▸ **TASK GOAL**
Omit all images. Write out the rest of the material exactly.

▸ **PROVIDED INFORMATION**
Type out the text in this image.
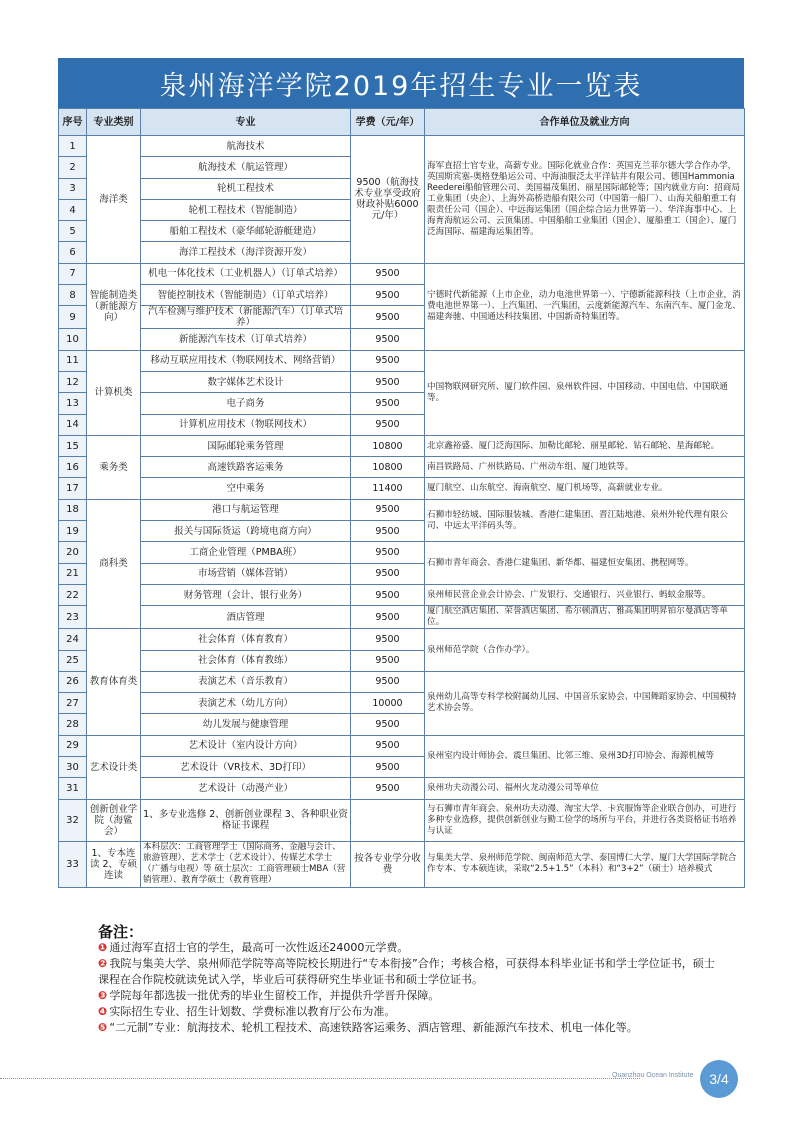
泉州海洋学院2019年招生专业一览表
序号	专业类别	专业	学费（元/年）	合作单位及就业方向
1	海洋类	航海技术	9500（航海技术专业享受政府财政补贴6000元/年）	海军直招士官专业，高薪专业。国际化就业合作：英国克兰菲尔德大学合作办学，英国斯宾塞-奥格登船运公司、中海油服泛太平洋钻井有限公司、德国Hammonia Reederei船舶管理公司、美国福茂集团、丽星国际邮轮等；国内就业方向：招商局工业集团（央企）、上海外高桥造船有限公司（中国第一船厂）、山海关船舶重工有限责任公司（国企）、中远海运集团（国企综合运力世界第一）、华洋海事中心、上海育海航运公司、云顶集团、中国船舶工业集团（国企）、厦船重工（国企）、厦门泛海国际、福建海运集团等。
2		航海技术（航运管理）		
3		轮机工程技术		
4		轮机工程技术（智能制造）		
5		船舶工程技术（豪华邮轮游艇建造）		
6		海洋工程技术（海洋资源开发）		
7	智能制造类（新能源方向）	机电一体化技术（工业机器人）（订单式培养）	9500	宁德时代新能源（上市企业，动力电池世界第一）、宁德新能源科技（上市企业，消费电池世界第一）、上汽集团、一汽集团，云度新能源汽车、东南汽车、厦门金龙、福建奔驰、中国通达科技集团、中国新奇特集团等。
8		智能控制技术（智能制造）（订单式培养）	9500	
9		汽车检测与维护技术（新能源汽车）（订单式培养）	9500	
10		新能源汽车技术（订单式培养）	9500	
11	计算机类	移动互联应用技术（物联网技术、网络营销）	9500	中国物联网研究所、厦门软件园、泉州软件园、中国移动、中国电信、中国联通等。
12		数字媒体艺术设计	9500	
13		电子商务	9500	
14		计算机应用技术（物联网技术）	9500	
15	乘务类	国际邮轮乘务管理	10800	北京鑫裕盛、厦门泛海国际、加勒比邮轮、丽星邮轮、钻石邮轮、星海邮轮。
16		高速铁路客运乘务	10800	南昌铁路局、广州铁路局、广州动车组、厦门地铁等。
17		空中乘务	11400	厦门航空、山东航空、海南航空、厦门机场等，高薪就业专业。
18	商科类	港口与航运管理	9500	石狮市轻纺城、国际服装城、香港仁建集团、晋江陆地港、泉州外轮代理有限公司、中远太平洋码头等。
19		报关与国际货运（跨境电商方向）	9500	
20		工商企业管理（PMBA班）	9500	石狮市青年商会、香港仁建集团、新华都、福建恒安集团、携程网等。
21		市场营销（媒体营销）	9500	
22		财务管理（会计、银行业务）	9500	泉州师民营企业会计协会、广发银行、交通银行、兴业银行、蚂蚁金服等。
23		酒店管理	9500	厦门航空酒店集团、荣誉酒店集团、希尔顿酒店、雅高集团明昇铂尔曼酒店等单位。
24	教育体育类	社会体育（体育教育）	9500	泉州师范学院（合作办学）。
25		社会体育（体育教练）	9500	
26		表演艺术（音乐教育）	9500	泉州幼儿高等专科学校附属幼儿园、中国音乐家协会、中国舞蹈家协会、中国模特艺术协会等。
27		表演艺术（幼儿方向）	10000	
28		幼儿发展与健康管理	9500	
29	艺术设计类	艺术设计（室内设计方向）	9500	泉州室内设计师协会、震旦集团、比邻三维、泉州3D打印协会、海源机械等
30		艺术设计（VR技术、3D打印）	9500	
31		艺术设计（动漫产业）	9500	泉州功夫动漫公司、福州火龙动漫公司等单位
32	创新创业学院（海鲨会）	1、多专业选修 2、创新创业课程 3、各种职业资格证书课程		与石狮市青年商会、泉州功夫动漫、淘宝大学、卡宾服饰等企业联合创办，可进行多种专业选修，提供创新创业与勤工俭学的场所与平台，并进行各类资格证书培养与认证
33	1、专本连读 2、专硕连读	本科层次：工商管理学士（国际商务、金融与会计、旅游管理）、艺术学士（艺术设计）、传媒艺术学士（广播与电视）等 硕士层次：工商管理硕士MBA（营销管理）、教育学硕士（教育管理）	按各专业学分收费	与集美大学、泉州师范学院、闽南师范大学、泰国博仁大学、厦门大学国际学院合作专本、专本硕连读，采取“2.5+1.5”（本科）和“3+2”（硕士）培养模式
备注：

❶ 通过海军直招士官的学生，最高可一次性返还24000元学费。

❷ 我院与集美大学、泉州师范学院等高等院校长期进行“专本衔接”合作；考核合格，可获得本科毕业证书和学士学位证书，硕士课程在合作院校就读免试入学，毕业后可获得研究生毕业证书和硕士学位证书。

❸ 学院每年都选拔一批优秀的毕业生留校工作，并提供升学晋升保障。

❹ 实际招生专业、招生计划数、学费标准以教育厅公布为准。

❺ “二元制”专业：航海技术、轮机工程技术、高速铁路客运乘务、酒店管理、新能源汽车技术、机电一体化等。

Quanzhou Ocean Institute	3/4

▸ **RESULT OF THE EXERCISE**
Type out the text in this image.
泉州海洋学院2019年招生专业一览表
序号	专业类别	专业	学费（元/年）	合作单位及就业方向
1	海洋类	航海技术	9500（航海技术专业享受政府财政补贴6000元/年）	海军直招士官专业，高薪专业。国际化就业合作：英国克兰菲尔德大学合作办学，英国斯宾塞-奥格登船运公司、中海油服泛太平洋钻井有限公司、德国Hammonia Reederei船舶管理公司、美国福茂集团、丽星国际邮轮等；国内就业方向：招商局工业集团（央企）、上海外高桥造船有限公司（中国第一船厂）、山海关船舶重工有限责任公司（国企）、中远海运集团（国企综合运力世界第一）、华洋海事中心、上海育海航运公司、云顶集团、中国船舶工业集团（国企）、厦船重工（国企）、厦门泛海国际、福建海运集团等。
2		航海技术（航运管理）		
3		轮机工程技术		
4		轮机工程技术（智能制造）		
5		船舶工程技术（豪华邮轮游艇建造）		
6		海洋工程技术（海洋资源开发）		
7	智能制造类（新能源方向）	机电一体化技术（工业机器人）（订单式培养）	9500	宁德时代新能源（上市企业，动力电池世界第一）、宁德新能源科技（上市企业，消费电池世界第一）、上汽集团、一汽集团，云度新能源汽车、东南汽车、厦门金龙、福建奔驰、中国通达科技集团、中国新奇特集团等。
8		智能控制技术（智能制造）（订单式培养）	9500	
9		汽车检测与维护技术（新能源汽车）（订单式培养）	9500	
10		新能源汽车技术（订单式培养）	9500	
11	计算机类	移动互联应用技术（物联网技术、网络营销）	9500	中国物联网研究所、厦门软件园、泉州软件园、中国移动、中国电信、中国联通等。
12		数字媒体艺术设计	9500	
13		电子商务	9500	
14		计算机应用技术（物联网技术）	9500	
15	乘务类	国际邮轮乘务管理	10800	北京鑫裕盛、厦门泛海国际、加勒比邮轮、丽星邮轮、钻石邮轮、星海邮轮。
16		高速铁路客运乘务	10800	南昌铁路局、广州铁路局、广州动车组、厦门地铁等。
17		空中乘务	11400	厦门航空、山东航空、海南航空、厦门机场等，高薪就业专业。
18	商科类	港口与航运管理	9500	石狮市轻纺城、国际服装城、香港仁建集团、晋江陆地港、泉州外轮代理有限公司、中远太平洋码头等。
19		报关与国际货运（跨境电商方向）	9500	
20		工商企业管理（PMBA班）	9500	石狮市青年商会、香港仁建集团、新华都、福建恒安集团、携程网等。
21		市场营销（媒体营销）	9500	
22		财务管理（会计、银行业务）	9500	泉州师民营企业会计协会、广发银行、交通银行、兴业银行、蚂蚁金服等。
23		酒店管理	9500	厦门航空酒店集团、荣誉酒店集团、希尔顿酒店、雅高集团明昇铂尔曼酒店等单位。
24	教育体育类	社会体育（体育教育）	9500	泉州师范学院（合作办学）。
25		社会体育（体育教练）	9500	
26		表演艺术（音乐教育）	9500	泉州幼儿高等专科学校附属幼儿园、中国音乐家协会、中国舞蹈家协会、中国模特艺术协会等。
27		表演艺术（幼儿方向）	10000	
28		幼儿发展与健康管理	9500	
29	艺术设计类	艺术设计（室内设计方向）	9500	泉州室内设计师协会、震旦集团、比邻三维、泉州3D打印协会、海源机械等
30		艺术设计（VR技术、3D打印）	9500	
31		艺术设计（动漫产业）	9500	泉州功夫动漫公司、福州火龙动漫公司等单位
32	创新创业学院（海鲨会）	1、多专业选修 2、创新创业课程 3、各种职业资格证书课程		与石狮市青年商会、泉州功夫动漫、淘宝大学、卡宾服饰等企业联合创办，可进行多种专业选修，提供创新创业与勤工俭学的场所与平台，并进行各类资格证书培养与认证
33	1、专本连读 2、专硕连读	本科层次：工商管理学士（国际商务、金融与会计、旅游管理）、艺术学士（艺术设计）、传媒艺术学士（广播与电视）等 硕士层次：工商管理硕士MBA（营销管理）、教育学硕士（教育管理）	按各专业学分收费	与集美大学、泉州师范学院、闽南师范大学、泰国博仁大学、厦门大学国际学院合作专本、专本硕连读，采取“2.5+1.5”（本科）和“3+2”（硕士）培养模式
备注：

❶ 通过海军直招士官的学生，最高可一次性返还24000元学费。

❷ 我院与集美大学、泉州师范学院等高等院校长期进行“专本衔接”合作；考核合格，可获得本科毕业证书和学士学位证书，硕士课程在合作院校就读免试入学，毕业后可获得研究生毕业证书和硕士学位证书。

❸ 学院每年都选拔一批优秀的毕业生留校工作，并提供升学晋升保障。

❹ 实际招生专业、招生计划数、学费标准以教育厅公布为准。

❺ “二元制”专业：航海技术、轮机工程技术、高速铁路客运乘务、酒店管理、新能源汽车技术、机电一体化等。

Quanzhou Ocean Institute	3/4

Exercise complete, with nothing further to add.